>>>>>

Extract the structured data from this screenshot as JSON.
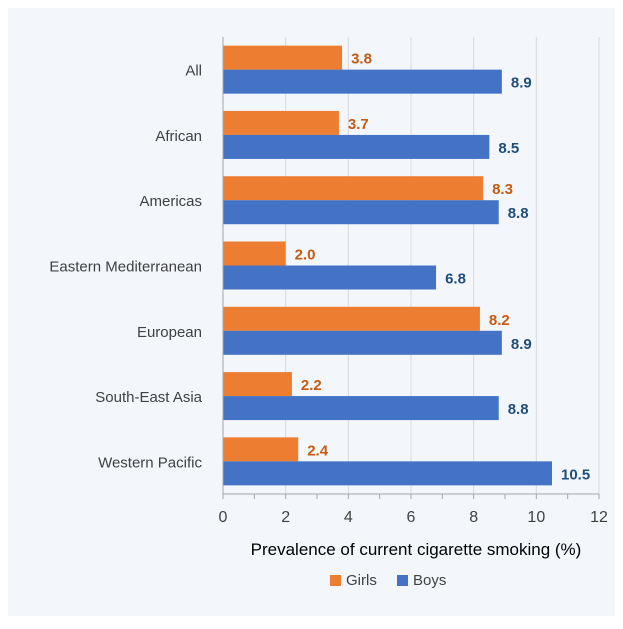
{
  "chart_data": {
    "type": "bar",
    "orientation": "horizontal",
    "categories": [
      "All",
      "African",
      "Americas",
      "Eastern Mediterranean",
      "European",
      "South-East Asia",
      "Western Pacific"
    ],
    "series": [
      {
        "name": "Girls",
        "color": "#ED7D31",
        "label_color": "#C55A11",
        "values": [
          3.8,
          3.7,
          8.3,
          2.0,
          8.2,
          2.2,
          2.4
        ]
      },
      {
        "name": "Boys",
        "color": "#4472C4",
        "label_color": "#1F4E79",
        "values": [
          8.9,
          8.5,
          8.8,
          6.8,
          8.9,
          8.8,
          10.5
        ]
      }
    ],
    "xlabel": "Prevalence of current cigarette smoking (%)",
    "ylabel": "",
    "xlim": [
      0,
      12
    ],
    "xticks": [
      0,
      2,
      4,
      6,
      8,
      10,
      12
    ],
    "grid": "vertical",
    "legend_position": "bottom",
    "data_label_decimals": 1
  }
}
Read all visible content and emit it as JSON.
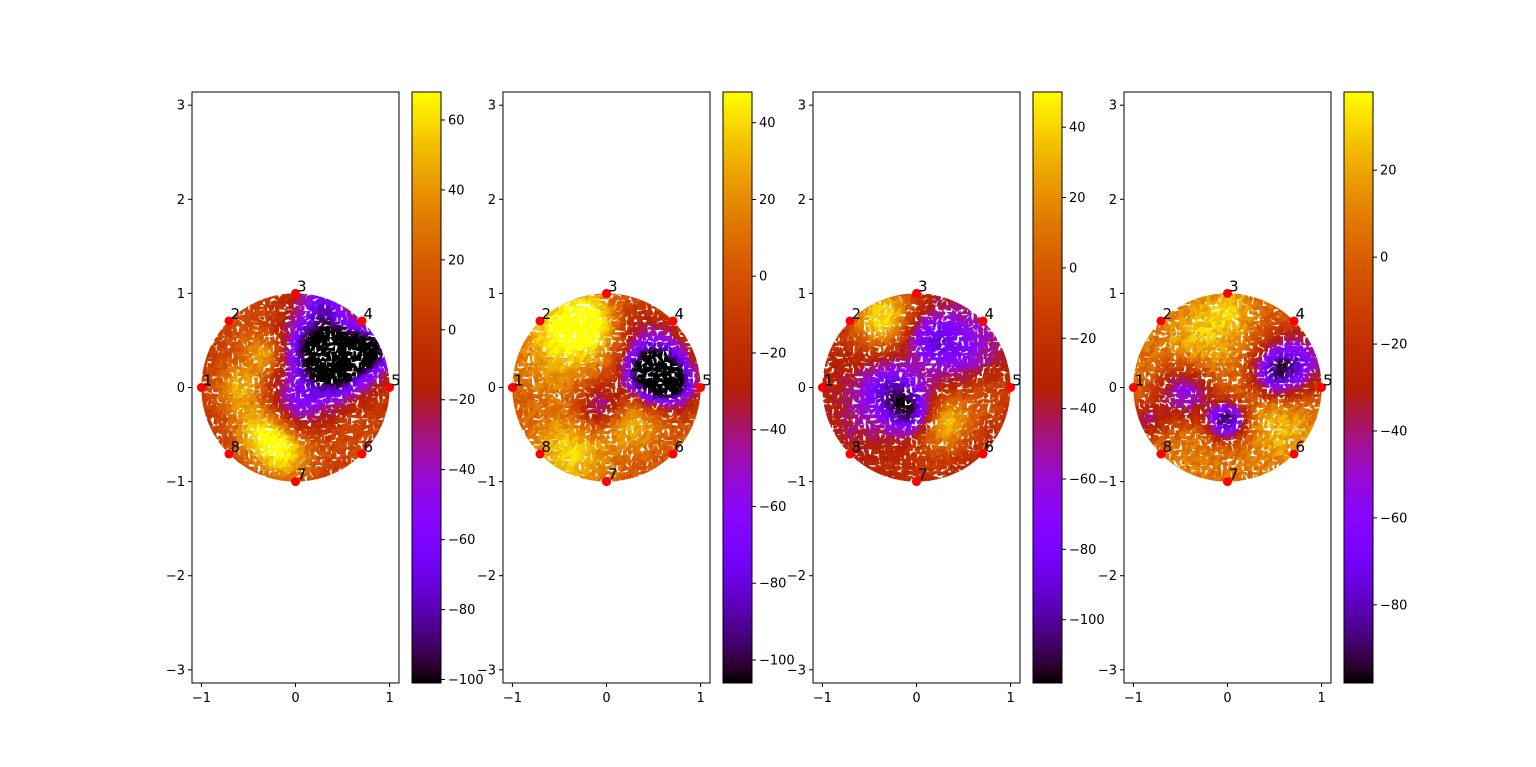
{
  "chart_data": [
    {
      "type": "heatmap",
      "colormap": "gnuplot",
      "xlim": [
        -1.1,
        1.1
      ],
      "ylim": [
        -3.14,
        3.14
      ],
      "x_ticks": [
        -1,
        0,
        1
      ],
      "y_ticks": [
        -3,
        -2,
        -1,
        0,
        1,
        2,
        3
      ],
      "colorbar": {
        "min": -101,
        "max": 68,
        "ticks": [
          -100,
          -80,
          -60,
          -40,
          -20,
          0,
          20,
          40,
          60
        ]
      },
      "field_blobs": [
        {
          "x": 0.2,
          "y": 0.45,
          "r": 0.35,
          "v": -70
        },
        {
          "x": 0.45,
          "y": 0.35,
          "r": 0.3,
          "v": -90
        },
        {
          "x": 0.8,
          "y": 0.4,
          "r": 0.25,
          "v": -90
        },
        {
          "x": 0.4,
          "y": 0.15,
          "r": 0.35,
          "v": -55
        },
        {
          "x": 0.0,
          "y": -0.2,
          "r": 0.3,
          "v": -50
        },
        {
          "x": 0.3,
          "y": 0.9,
          "r": 0.25,
          "v": -55
        },
        {
          "x": -0.35,
          "y": -0.45,
          "r": 0.3,
          "v": 60
        },
        {
          "x": -0.1,
          "y": -0.7,
          "r": 0.3,
          "v": 55
        },
        {
          "x": -0.6,
          "y": 0.0,
          "r": 0.25,
          "v": 45
        },
        {
          "x": -0.3,
          "y": 0.35,
          "r": 0.2,
          "v": 40
        },
        {
          "x": -0.5,
          "y": 0.55,
          "r": 0.35,
          "v": 15
        },
        {
          "x": 0.65,
          "y": -0.5,
          "r": 0.35,
          "v": 10
        }
      ],
      "base_value": 0,
      "electrodes": [
        {
          "label": "1",
          "x": -1.0,
          "y": 0.0
        },
        {
          "label": "2",
          "x": -0.707,
          "y": 0.707
        },
        {
          "label": "3",
          "x": 0.0,
          "y": 1.0
        },
        {
          "label": "4",
          "x": 0.707,
          "y": 0.707
        },
        {
          "label": "5",
          "x": 1.0,
          "y": 0.0
        },
        {
          "label": "6",
          "x": 0.707,
          "y": -0.707
        },
        {
          "label": "7",
          "x": 0.0,
          "y": -1.0
        },
        {
          "label": "8",
          "x": -0.707,
          "y": -0.707
        }
      ]
    },
    {
      "type": "heatmap",
      "colormap": "gnuplot",
      "xlim": [
        -1.1,
        1.1
      ],
      "ylim": [
        -3.14,
        3.14
      ],
      "x_ticks": [
        -1,
        0,
        1
      ],
      "y_ticks": [
        -3,
        -2,
        -1,
        0,
        1,
        2,
        3
      ],
      "colorbar": {
        "min": -106,
        "max": 48,
        "ticks": [
          -100,
          -80,
          -60,
          -40,
          -20,
          0,
          20,
          40
        ]
      },
      "field_blobs": [
        {
          "x": -0.45,
          "y": 0.55,
          "r": 0.45,
          "v": 45
        },
        {
          "x": -0.2,
          "y": 0.7,
          "r": 0.3,
          "v": 40
        },
        {
          "x": -0.4,
          "y": -0.7,
          "r": 0.4,
          "v": 40
        },
        {
          "x": 0.25,
          "y": -0.35,
          "r": 0.3,
          "v": 35
        },
        {
          "x": 0.45,
          "y": 0.15,
          "r": 0.25,
          "v": -100
        },
        {
          "x": 0.7,
          "y": 0.05,
          "r": 0.25,
          "v": -95
        },
        {
          "x": 0.55,
          "y": 0.35,
          "r": 0.35,
          "v": -60
        },
        {
          "x": -0.05,
          "y": -0.2,
          "r": 0.25,
          "v": -55
        },
        {
          "x": 0.3,
          "y": 0.75,
          "r": 0.25,
          "v": -15
        },
        {
          "x": -0.7,
          "y": 0.0,
          "r": 0.3,
          "v": 5
        }
      ],
      "base_value": 0,
      "electrodes": [
        {
          "label": "1",
          "x": -1.0,
          "y": 0.0
        },
        {
          "label": "2",
          "x": -0.707,
          "y": 0.707
        },
        {
          "label": "3",
          "x": 0.0,
          "y": 1.0
        },
        {
          "label": "4",
          "x": 0.707,
          "y": 0.707
        },
        {
          "label": "5",
          "x": 1.0,
          "y": 0.0
        },
        {
          "label": "6",
          "x": 0.707,
          "y": -0.707
        },
        {
          "label": "7",
          "x": 0.0,
          "y": -1.0
        },
        {
          "label": "8",
          "x": -0.707,
          "y": -0.707
        }
      ]
    },
    {
      "type": "heatmap",
      "colormap": "gnuplot",
      "xlim": [
        -1.1,
        1.1
      ],
      "ylim": [
        -3.14,
        3.14
      ],
      "x_ticks": [
        -1,
        0,
        1
      ],
      "y_ticks": [
        -3,
        -2,
        -1,
        0,
        1,
        2,
        3
      ],
      "colorbar": {
        "min": -118,
        "max": 50,
        "ticks": [
          -100,
          -80,
          -60,
          -40,
          -20,
          0,
          20,
          40
        ]
      },
      "field_blobs": [
        {
          "x": -0.35,
          "y": 0.75,
          "r": 0.35,
          "v": 45
        },
        {
          "x": 0.3,
          "y": -0.35,
          "r": 0.3,
          "v": 35
        },
        {
          "x": 0.45,
          "y": 0.45,
          "r": 0.4,
          "v": -75
        },
        {
          "x": 0.1,
          "y": 0.55,
          "r": 0.25,
          "v": -70
        },
        {
          "x": -0.3,
          "y": 0.0,
          "r": 0.3,
          "v": -85
        },
        {
          "x": -0.05,
          "y": -0.25,
          "r": 0.25,
          "v": -110
        },
        {
          "x": -0.6,
          "y": -0.3,
          "r": 0.3,
          "v": -45
        },
        {
          "x": 0.75,
          "y": -0.1,
          "r": 0.3,
          "v": -5
        },
        {
          "x": 0.1,
          "y": -0.7,
          "r": 0.3,
          "v": -20
        }
      ],
      "base_value": -30,
      "electrodes": [
        {
          "label": "1",
          "x": -1.0,
          "y": 0.0
        },
        {
          "label": "2",
          "x": -0.707,
          "y": 0.707
        },
        {
          "label": "3",
          "x": 0.0,
          "y": 1.0
        },
        {
          "label": "4",
          "x": 0.707,
          "y": 0.707
        },
        {
          "label": "5",
          "x": 1.0,
          "y": 0.0
        },
        {
          "label": "6",
          "x": 0.707,
          "y": -0.707
        },
        {
          "label": "7",
          "x": 0.0,
          "y": -1.0
        },
        {
          "label": "8",
          "x": -0.707,
          "y": -0.707
        }
      ]
    },
    {
      "type": "heatmap",
      "colormap": "gnuplot",
      "xlim": [
        -1.1,
        1.1
      ],
      "ylim": [
        -3.14,
        3.14
      ],
      "x_ticks": [
        -1,
        0,
        1
      ],
      "y_ticks": [
        -3,
        -2,
        -1,
        0,
        1,
        2,
        3
      ],
      "colorbar": {
        "min": -98,
        "max": 38,
        "ticks": [
          -80,
          -60,
          -40,
          -20,
          0,
          20
        ]
      },
      "field_blobs": [
        {
          "x": -0.3,
          "y": 0.5,
          "r": 0.35,
          "v": 25
        },
        {
          "x": 0.0,
          "y": 0.8,
          "r": 0.25,
          "v": 25
        },
        {
          "x": 0.55,
          "y": -0.4,
          "r": 0.35,
          "v": 25
        },
        {
          "x": -0.4,
          "y": -0.6,
          "r": 0.3,
          "v": 10
        },
        {
          "x": 0.75,
          "y": 0.3,
          "r": 0.35,
          "v": -60
        },
        {
          "x": 0.5,
          "y": 0.15,
          "r": 0.25,
          "v": -55
        },
        {
          "x": 0.0,
          "y": -0.35,
          "r": 0.2,
          "v": -90
        },
        {
          "x": -0.45,
          "y": -0.05,
          "r": 0.3,
          "v": -55
        },
        {
          "x": -0.85,
          "y": -0.35,
          "r": 0.2,
          "v": -35
        }
      ],
      "base_value": 5,
      "electrodes": [
        {
          "label": "1",
          "x": -1.0,
          "y": 0.0
        },
        {
          "label": "2",
          "x": -0.707,
          "y": 0.707
        },
        {
          "label": "3",
          "x": 0.0,
          "y": 1.0
        },
        {
          "label": "4",
          "x": 0.707,
          "y": 0.707
        },
        {
          "label": "5",
          "x": 1.0,
          "y": 0.0
        },
        {
          "label": "6",
          "x": 0.707,
          "y": -0.707
        },
        {
          "label": "7",
          "x": 0.0,
          "y": -1.0
        },
        {
          "label": "8",
          "x": -0.707,
          "y": -0.707
        }
      ]
    }
  ],
  "colors": {
    "electrode": "#ff0000",
    "axis": "#000000",
    "background": "#ffffff"
  }
}
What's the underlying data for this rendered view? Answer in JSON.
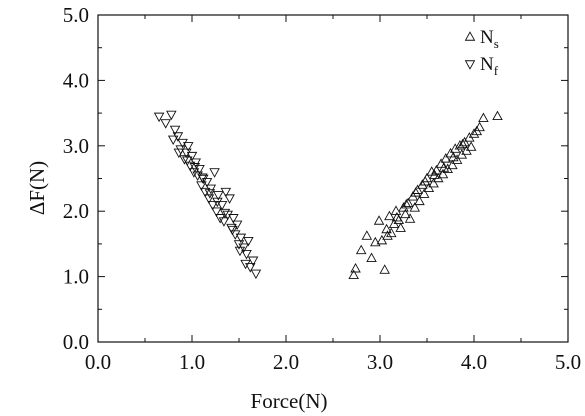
{
  "chart_data": {
    "type": "scatter",
    "title": "",
    "xlabel": "Force(N)",
    "ylabel": "ΔF(N)",
    "xlim": [
      0.0,
      5.0
    ],
    "ylim": [
      0.0,
      5.0
    ],
    "xticks": [
      "0.0",
      "1.0",
      "2.0",
      "3.0",
      "4.0",
      "5.0"
    ],
    "yticks": [
      "0.0",
      "1.0",
      "2.0",
      "3.0",
      "4.0",
      "5.0"
    ],
    "grid": false,
    "legend_position": "top-right",
    "series": [
      {
        "name": "N",
        "subscript": "s",
        "marker": "triangle-up",
        "x": [
          2.72,
          2.74,
          2.8,
          2.86,
          2.91,
          2.95,
          2.99,
          3.02,
          3.05,
          3.07,
          3.1,
          3.12,
          3.15,
          3.17,
          3.2,
          3.22,
          3.25,
          3.27,
          3.3,
          3.32,
          3.35,
          3.37,
          3.4,
          3.42,
          3.45,
          3.47,
          3.5,
          3.52,
          3.55,
          3.57,
          3.6,
          3.62,
          3.65,
          3.67,
          3.7,
          3.72,
          3.75,
          3.77,
          3.8,
          3.82,
          3.85,
          3.87,
          3.9,
          3.92,
          3.95,
          3.97,
          4.0,
          4.03,
          4.06,
          4.1,
          4.25,
          3.08,
          3.18,
          3.28,
          3.38,
          3.48,
          3.58,
          3.68,
          3.78,
          3.88
        ],
        "y": [
          1.02,
          1.12,
          1.4,
          1.62,
          1.28,
          1.52,
          1.85,
          1.55,
          1.1,
          1.72,
          1.92,
          1.66,
          1.8,
          2.0,
          1.86,
          1.74,
          2.05,
          1.95,
          2.12,
          1.88,
          2.22,
          2.05,
          2.32,
          2.15,
          2.4,
          2.26,
          2.5,
          2.35,
          2.6,
          2.42,
          2.62,
          2.5,
          2.72,
          2.56,
          2.8,
          2.64,
          2.88,
          2.7,
          2.95,
          2.78,
          3.0,
          2.86,
          3.05,
          2.92,
          3.12,
          2.98,
          3.18,
          3.22,
          3.28,
          3.42,
          3.45,
          1.62,
          1.9,
          2.1,
          2.28,
          2.45,
          2.55,
          2.66,
          2.82,
          3.02
        ]
      },
      {
        "name": "N",
        "subscript": "f",
        "marker": "triangle-down",
        "x": [
          0.65,
          0.72,
          0.78,
          0.8,
          0.82,
          0.85,
          0.88,
          0.9,
          0.92,
          0.94,
          0.96,
          0.98,
          1.0,
          1.02,
          1.04,
          1.06,
          1.08,
          1.1,
          1.12,
          1.14,
          1.16,
          1.18,
          1.2,
          1.22,
          1.24,
          1.26,
          1.28,
          1.3,
          1.32,
          1.34,
          1.36,
          1.38,
          1.4,
          1.42,
          1.44,
          1.46,
          1.48,
          1.5,
          1.52,
          1.55,
          1.58,
          1.6,
          1.62,
          1.65,
          1.68,
          0.86,
          0.95,
          1.03,
          1.11,
          1.19,
          1.27,
          1.35,
          1.43,
          1.51,
          1.57
        ],
        "y": [
          3.45,
          3.35,
          3.48,
          3.1,
          3.25,
          3.15,
          2.95,
          3.05,
          2.8,
          2.9,
          3.0,
          2.7,
          2.85,
          2.6,
          2.75,
          2.55,
          2.65,
          2.4,
          2.5,
          2.3,
          2.45,
          2.2,
          2.35,
          2.1,
          2.6,
          2.0,
          2.25,
          1.9,
          2.1,
          1.85,
          2.3,
          1.95,
          2.2,
          1.75,
          1.9,
          1.65,
          1.8,
          1.5,
          1.6,
          1.45,
          1.35,
          1.55,
          1.15,
          1.25,
          1.05,
          2.9,
          2.78,
          2.68,
          2.52,
          2.28,
          2.15,
          1.98,
          1.72,
          1.4,
          1.2
        ]
      }
    ]
  }
}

<<<<<

Given problem: Look for "marker" and pull out every line that has it.

Completed exercise:
        "marker": "triangle-up",
        "marker": "triangle-down",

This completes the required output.